Figure collection entries
** START **

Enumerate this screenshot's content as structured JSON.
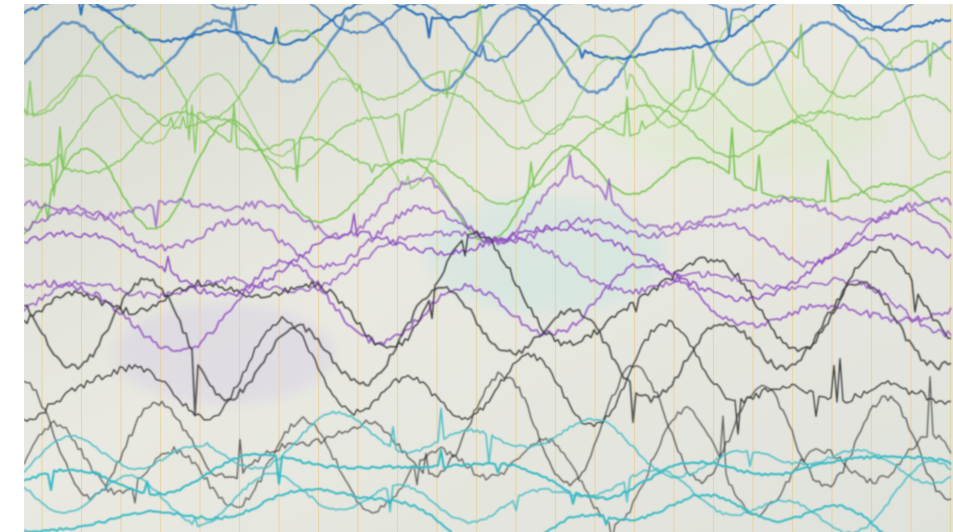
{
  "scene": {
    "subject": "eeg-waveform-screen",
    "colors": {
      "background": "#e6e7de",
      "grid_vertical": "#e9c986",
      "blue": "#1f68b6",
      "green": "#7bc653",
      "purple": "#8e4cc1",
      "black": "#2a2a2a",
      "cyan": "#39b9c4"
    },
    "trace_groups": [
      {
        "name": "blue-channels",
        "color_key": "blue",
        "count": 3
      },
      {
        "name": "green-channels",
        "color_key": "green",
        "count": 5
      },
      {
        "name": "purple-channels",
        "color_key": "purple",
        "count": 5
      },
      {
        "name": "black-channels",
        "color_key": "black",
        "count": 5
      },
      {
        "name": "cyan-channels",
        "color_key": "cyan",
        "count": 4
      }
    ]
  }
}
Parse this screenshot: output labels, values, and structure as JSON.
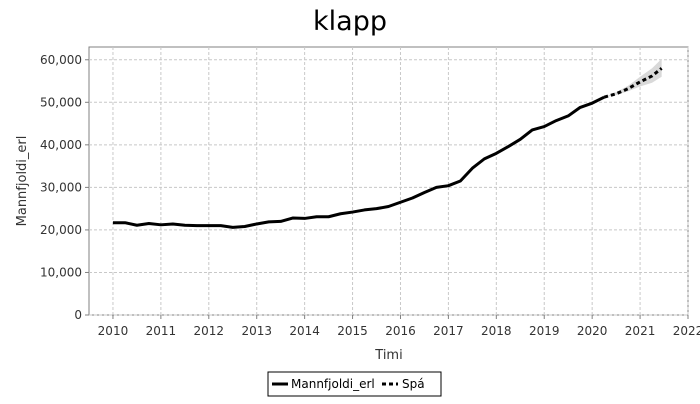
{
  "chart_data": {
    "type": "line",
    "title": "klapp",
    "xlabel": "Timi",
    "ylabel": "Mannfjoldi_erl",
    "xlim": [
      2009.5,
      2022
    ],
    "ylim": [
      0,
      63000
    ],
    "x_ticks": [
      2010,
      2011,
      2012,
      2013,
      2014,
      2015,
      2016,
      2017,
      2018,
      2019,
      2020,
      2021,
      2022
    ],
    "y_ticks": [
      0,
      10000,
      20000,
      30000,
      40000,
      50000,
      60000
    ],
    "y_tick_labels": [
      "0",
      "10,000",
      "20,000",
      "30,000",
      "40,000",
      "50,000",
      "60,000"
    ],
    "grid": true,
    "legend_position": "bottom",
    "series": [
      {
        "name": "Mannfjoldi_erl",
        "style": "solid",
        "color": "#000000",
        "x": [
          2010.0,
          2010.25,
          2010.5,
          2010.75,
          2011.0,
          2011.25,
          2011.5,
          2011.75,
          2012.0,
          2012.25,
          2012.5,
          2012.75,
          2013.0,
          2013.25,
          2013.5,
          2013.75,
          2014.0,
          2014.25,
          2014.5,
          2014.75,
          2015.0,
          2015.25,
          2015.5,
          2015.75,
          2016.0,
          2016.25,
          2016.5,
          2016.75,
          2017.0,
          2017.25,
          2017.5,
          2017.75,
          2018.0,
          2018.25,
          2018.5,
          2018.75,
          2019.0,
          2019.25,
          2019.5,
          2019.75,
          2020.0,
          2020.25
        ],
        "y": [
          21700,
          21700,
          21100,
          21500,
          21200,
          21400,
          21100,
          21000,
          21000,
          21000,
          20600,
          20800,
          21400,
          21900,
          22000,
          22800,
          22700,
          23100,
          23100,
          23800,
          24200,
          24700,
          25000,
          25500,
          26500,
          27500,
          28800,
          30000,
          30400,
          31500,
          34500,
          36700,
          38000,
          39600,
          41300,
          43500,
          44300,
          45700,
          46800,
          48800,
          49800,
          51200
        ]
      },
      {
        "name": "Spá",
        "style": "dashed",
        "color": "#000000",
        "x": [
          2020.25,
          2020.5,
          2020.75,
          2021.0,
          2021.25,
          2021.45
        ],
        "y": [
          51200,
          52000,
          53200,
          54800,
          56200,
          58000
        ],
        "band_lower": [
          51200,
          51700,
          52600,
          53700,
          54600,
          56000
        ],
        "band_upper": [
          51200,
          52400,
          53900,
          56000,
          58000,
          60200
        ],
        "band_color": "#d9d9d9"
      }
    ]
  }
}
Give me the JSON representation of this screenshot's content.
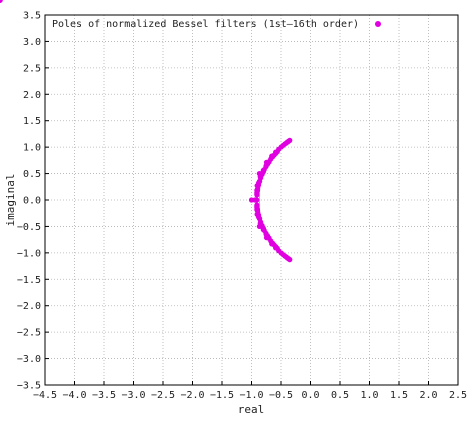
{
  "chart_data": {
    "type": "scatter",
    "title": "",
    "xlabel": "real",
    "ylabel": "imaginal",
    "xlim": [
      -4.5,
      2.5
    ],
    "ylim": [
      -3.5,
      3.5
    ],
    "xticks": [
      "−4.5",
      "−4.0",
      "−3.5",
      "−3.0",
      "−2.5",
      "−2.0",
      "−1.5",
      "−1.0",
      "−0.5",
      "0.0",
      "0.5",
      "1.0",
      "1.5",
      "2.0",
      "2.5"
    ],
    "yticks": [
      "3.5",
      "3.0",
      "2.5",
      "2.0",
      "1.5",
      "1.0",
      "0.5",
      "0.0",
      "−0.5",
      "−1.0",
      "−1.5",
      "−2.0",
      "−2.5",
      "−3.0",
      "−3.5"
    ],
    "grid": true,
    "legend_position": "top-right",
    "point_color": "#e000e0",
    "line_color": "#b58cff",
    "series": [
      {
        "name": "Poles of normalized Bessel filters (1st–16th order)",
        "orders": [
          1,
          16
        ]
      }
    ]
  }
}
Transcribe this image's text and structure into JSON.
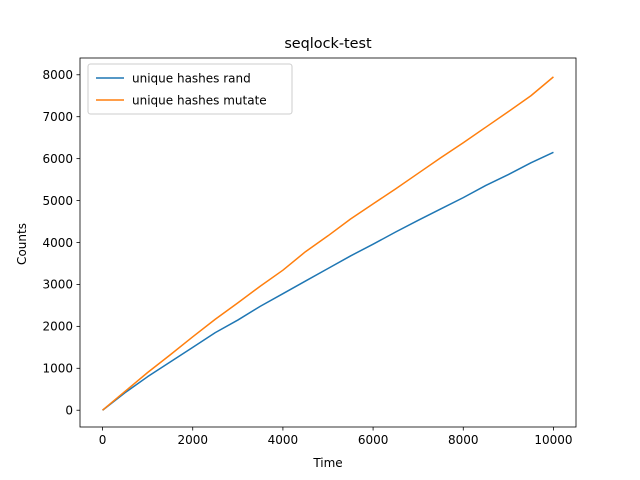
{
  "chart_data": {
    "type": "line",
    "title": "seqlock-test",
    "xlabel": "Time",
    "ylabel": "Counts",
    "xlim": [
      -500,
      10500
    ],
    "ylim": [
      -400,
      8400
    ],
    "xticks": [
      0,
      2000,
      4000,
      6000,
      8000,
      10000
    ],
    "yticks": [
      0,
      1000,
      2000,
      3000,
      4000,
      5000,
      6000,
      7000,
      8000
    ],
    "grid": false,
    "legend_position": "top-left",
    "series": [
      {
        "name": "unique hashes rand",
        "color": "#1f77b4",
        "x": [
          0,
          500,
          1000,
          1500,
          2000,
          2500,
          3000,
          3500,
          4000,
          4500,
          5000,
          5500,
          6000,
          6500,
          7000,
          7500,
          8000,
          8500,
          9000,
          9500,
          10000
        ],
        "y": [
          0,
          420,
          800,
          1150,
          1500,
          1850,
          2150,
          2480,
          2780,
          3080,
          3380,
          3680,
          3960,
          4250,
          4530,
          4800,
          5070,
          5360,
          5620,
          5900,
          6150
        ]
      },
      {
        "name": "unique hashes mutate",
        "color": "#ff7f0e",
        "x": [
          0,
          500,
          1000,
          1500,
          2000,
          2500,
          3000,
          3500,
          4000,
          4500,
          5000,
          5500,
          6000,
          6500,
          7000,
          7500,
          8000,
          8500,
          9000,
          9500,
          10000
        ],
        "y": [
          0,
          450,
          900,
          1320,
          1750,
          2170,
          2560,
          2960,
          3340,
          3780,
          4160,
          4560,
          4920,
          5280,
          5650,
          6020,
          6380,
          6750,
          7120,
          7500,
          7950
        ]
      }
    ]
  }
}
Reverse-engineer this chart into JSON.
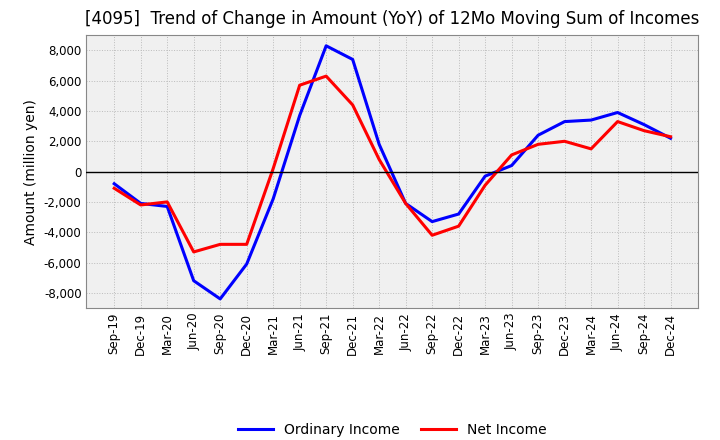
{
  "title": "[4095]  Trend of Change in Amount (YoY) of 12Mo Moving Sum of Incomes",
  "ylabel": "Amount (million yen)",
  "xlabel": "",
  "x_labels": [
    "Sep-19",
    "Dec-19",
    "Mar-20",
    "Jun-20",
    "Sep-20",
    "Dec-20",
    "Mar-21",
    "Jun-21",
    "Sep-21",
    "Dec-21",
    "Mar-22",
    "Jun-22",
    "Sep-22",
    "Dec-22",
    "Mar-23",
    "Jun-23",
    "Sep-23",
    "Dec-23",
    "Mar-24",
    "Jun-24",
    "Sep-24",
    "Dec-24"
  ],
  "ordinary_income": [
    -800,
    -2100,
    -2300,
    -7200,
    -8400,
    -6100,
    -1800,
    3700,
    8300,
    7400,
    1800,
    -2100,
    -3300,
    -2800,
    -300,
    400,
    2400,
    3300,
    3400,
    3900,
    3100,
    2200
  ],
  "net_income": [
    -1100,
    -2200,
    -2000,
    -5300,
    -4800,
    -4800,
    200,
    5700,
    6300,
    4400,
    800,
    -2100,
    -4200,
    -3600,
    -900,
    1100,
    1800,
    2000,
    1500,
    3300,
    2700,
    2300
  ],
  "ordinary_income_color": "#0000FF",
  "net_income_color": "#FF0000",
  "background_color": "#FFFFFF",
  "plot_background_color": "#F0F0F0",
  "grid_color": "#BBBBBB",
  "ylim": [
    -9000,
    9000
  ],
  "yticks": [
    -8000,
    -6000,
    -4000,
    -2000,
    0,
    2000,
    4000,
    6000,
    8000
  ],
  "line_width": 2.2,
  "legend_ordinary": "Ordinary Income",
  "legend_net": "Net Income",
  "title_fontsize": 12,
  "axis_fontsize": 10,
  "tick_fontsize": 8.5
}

** END **

**Instructions for the task:**
Search the records for the string "channels" and return every line in which it occurs.

**Solution to this problem:**
        "name": "blue-channels",
        "name": "green-channels",
        "name": "purple-channels",
        "name": "black-channels",
        "name": "cyan-channels",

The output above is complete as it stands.